Data:
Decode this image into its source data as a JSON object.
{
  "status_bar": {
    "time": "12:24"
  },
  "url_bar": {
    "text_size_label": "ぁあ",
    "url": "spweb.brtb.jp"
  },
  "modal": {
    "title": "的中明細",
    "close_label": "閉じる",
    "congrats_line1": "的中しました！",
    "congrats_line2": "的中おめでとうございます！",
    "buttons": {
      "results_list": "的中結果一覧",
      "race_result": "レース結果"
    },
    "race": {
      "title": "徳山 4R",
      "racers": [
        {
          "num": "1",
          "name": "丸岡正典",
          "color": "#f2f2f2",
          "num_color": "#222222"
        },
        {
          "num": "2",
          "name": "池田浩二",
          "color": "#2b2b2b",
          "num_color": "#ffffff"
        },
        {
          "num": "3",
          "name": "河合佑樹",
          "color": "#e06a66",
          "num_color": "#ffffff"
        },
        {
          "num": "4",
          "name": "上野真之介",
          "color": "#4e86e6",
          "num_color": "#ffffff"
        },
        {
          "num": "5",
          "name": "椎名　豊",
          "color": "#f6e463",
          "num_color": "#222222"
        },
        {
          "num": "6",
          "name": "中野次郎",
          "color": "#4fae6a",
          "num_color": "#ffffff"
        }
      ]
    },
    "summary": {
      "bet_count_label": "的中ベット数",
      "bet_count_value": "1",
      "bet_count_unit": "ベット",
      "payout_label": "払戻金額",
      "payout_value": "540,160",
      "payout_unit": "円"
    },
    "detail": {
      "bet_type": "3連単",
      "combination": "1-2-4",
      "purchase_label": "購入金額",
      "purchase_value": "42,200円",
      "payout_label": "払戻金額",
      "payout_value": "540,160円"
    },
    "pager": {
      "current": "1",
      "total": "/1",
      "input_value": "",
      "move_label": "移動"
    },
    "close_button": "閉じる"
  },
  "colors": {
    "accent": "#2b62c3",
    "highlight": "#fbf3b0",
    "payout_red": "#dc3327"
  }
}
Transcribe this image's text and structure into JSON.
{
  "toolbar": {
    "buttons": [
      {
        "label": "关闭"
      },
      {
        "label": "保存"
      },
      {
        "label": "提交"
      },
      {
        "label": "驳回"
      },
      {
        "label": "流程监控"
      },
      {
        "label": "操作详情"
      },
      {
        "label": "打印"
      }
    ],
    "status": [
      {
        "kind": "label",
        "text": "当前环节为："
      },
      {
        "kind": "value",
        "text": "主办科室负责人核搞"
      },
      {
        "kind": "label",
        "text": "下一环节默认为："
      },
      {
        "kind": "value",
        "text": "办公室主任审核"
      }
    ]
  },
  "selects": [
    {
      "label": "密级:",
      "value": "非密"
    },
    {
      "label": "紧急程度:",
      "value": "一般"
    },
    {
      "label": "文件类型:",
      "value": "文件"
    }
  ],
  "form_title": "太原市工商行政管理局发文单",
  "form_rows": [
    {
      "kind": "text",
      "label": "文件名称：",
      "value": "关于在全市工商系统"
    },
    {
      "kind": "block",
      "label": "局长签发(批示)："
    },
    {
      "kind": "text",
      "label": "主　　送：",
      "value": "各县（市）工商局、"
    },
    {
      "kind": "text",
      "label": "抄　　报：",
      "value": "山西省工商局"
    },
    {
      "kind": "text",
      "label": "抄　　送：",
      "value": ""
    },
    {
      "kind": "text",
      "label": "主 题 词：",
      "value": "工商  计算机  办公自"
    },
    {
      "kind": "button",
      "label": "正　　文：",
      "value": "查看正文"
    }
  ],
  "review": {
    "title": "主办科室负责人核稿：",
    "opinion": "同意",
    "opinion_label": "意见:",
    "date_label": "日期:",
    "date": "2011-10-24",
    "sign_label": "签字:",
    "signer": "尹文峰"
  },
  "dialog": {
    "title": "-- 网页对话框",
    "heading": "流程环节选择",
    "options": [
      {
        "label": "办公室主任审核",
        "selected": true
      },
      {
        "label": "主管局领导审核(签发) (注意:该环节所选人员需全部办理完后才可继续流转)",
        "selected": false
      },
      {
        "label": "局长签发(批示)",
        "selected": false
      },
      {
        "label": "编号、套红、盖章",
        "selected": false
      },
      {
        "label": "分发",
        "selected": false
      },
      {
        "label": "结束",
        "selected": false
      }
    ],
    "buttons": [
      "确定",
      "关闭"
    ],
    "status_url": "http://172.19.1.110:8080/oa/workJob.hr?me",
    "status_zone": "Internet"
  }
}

Your instructions: Return the entries above exactly as they appear.

Output of the exercise:
Decode this image into its source data as a JSON object.
{
  "status_bar": {
    "time": "12:24"
  },
  "url_bar": {
    "text_size_label": "ぁあ",
    "url": "spweb.brtb.jp"
  },
  "modal": {
    "title": "的中明細",
    "close_label": "閉じる",
    "congrats_line1": "的中しました！",
    "congrats_line2": "的中おめでとうございます！",
    "buttons": {
      "results_list": "的中結果一覧",
      "race_result": "レース結果"
    },
    "race": {
      "title": "徳山 4R",
      "racers": [
        {
          "num": "1",
          "name": "丸岡正典",
          "color": "#f2f2f2",
          "num_color": "#222222"
        },
        {
          "num": "2",
          "name": "池田浩二",
          "color": "#2b2b2b",
          "num_color": "#ffffff"
        },
        {
          "num": "3",
          "name": "河合佑樹",
          "color": "#e06a66",
          "num_color": "#ffffff"
        },
        {
          "num": "4",
          "name": "上野真之介",
          "color": "#4e86e6",
          "num_color": "#ffffff"
        },
        {
          "num": "5",
          "name": "椎名　豊",
          "color": "#f6e463",
          "num_color": "#222222"
        },
        {
          "num": "6",
          "name": "中野次郎",
          "color": "#4fae6a",
          "num_color": "#ffffff"
        }
      ]
    },
    "summary": {
      "bet_count_label": "的中ベット数",
      "bet_count_value": "1",
      "bet_count_unit": "ベット",
      "payout_label": "払戻金額",
      "payout_value": "540,160",
      "payout_unit": "円"
    },
    "detail": {
      "bet_type": "3連単",
      "combination": "1-2-4",
      "purchase_label": "購入金額",
      "purchase_value": "42,200円",
      "payout_label": "払戻金額",
      "payout_value": "540,160円"
    },
    "pager": {
      "current": "1",
      "total": "/1",
      "input_value": "",
      "move_label": "移動"
    },
    "close_button": "閉じる"
  },
  "colors": {
    "accent": "#2b62c3",
    "highlight": "#fbf3b0",
    "payout_red": "#dc3327"
  }
}
Transcribe this image's text and structure into JSON.
{
  "toolbar": {
    "buttons": [
      {
        "label": "关闭"
      },
      {
        "label": "保存"
      },
      {
        "label": "提交"
      },
      {
        "label": "驳回"
      },
      {
        "label": "流程监控"
      },
      {
        "label": "操作详情"
      },
      {
        "label": "打印"
      }
    ],
    "status": [
      {
        "kind": "label",
        "text": "当前环节为："
      },
      {
        "kind": "value",
        "text": "主办科室负责人核搞"
      },
      {
        "kind": "label",
        "text": "下一环节默认为："
      },
      {
        "kind": "value",
        "text": "办公室主任审核"
      }
    ]
  },
  "selects": [
    {
      "label": "密级:",
      "value": "非密"
    },
    {
      "label": "紧急程度:",
      "value": "一般"
    },
    {
      "label": "文件类型:",
      "value": "文件"
    }
  ],
  "form_title": "太原市工商行政管理局发文单",
  "form_rows": [
    {
      "kind": "text",
      "label": "文件名称：",
      "value": "关于在全市工商系统"
    },
    {
      "kind": "block",
      "label": "局长签发(批示)："
    },
    {
      "kind": "text",
      "label": "主　　送：",
      "value": "各县（市）工商局、"
    },
    {
      "kind": "text",
      "label": "抄　　报：",
      "value": "山西省工商局"
    },
    {
      "kind": "text",
      "label": "抄　　送：",
      "value": ""
    },
    {
      "kind": "text",
      "label": "主 题 词：",
      "value": "工商  计算机  办公自"
    },
    {
      "kind": "button",
      "label": "正　　文：",
      "value": "查看正文"
    }
  ],
  "review": {
    "title": "主办科室负责人核稿：",
    "opinion": "同意",
    "opinion_label": "意见:",
    "date_label": "日期:",
    "date": "2011-10-24",
    "sign_label": "签字:",
    "signer": "尹文峰"
  },
  "dialog": {
    "title": "-- 网页对话框",
    "heading": "流程环节选择",
    "options": [
      {
        "label": "办公室主任审核",
        "selected": true
      },
      {
        "label": "主管局领导审核(签发) (注意:该环节所选人员需全部办理完后才可继续流转)",
        "selected": false
      },
      {
        "label": "局长签发(批示)",
        "selected": false
      },
      {
        "label": "编号、套红、盖章",
        "selected": false
      },
      {
        "label": "分发",
        "selected": false
      },
      {
        "label": "结束",
        "selected": false
      }
    ],
    "buttons": [
      "确定",
      "关闭"
    ],
    "status_url": "http://172.19.1.110:8080/oa/workJob.hr?me",
    "status_zone": "Internet"
  }
}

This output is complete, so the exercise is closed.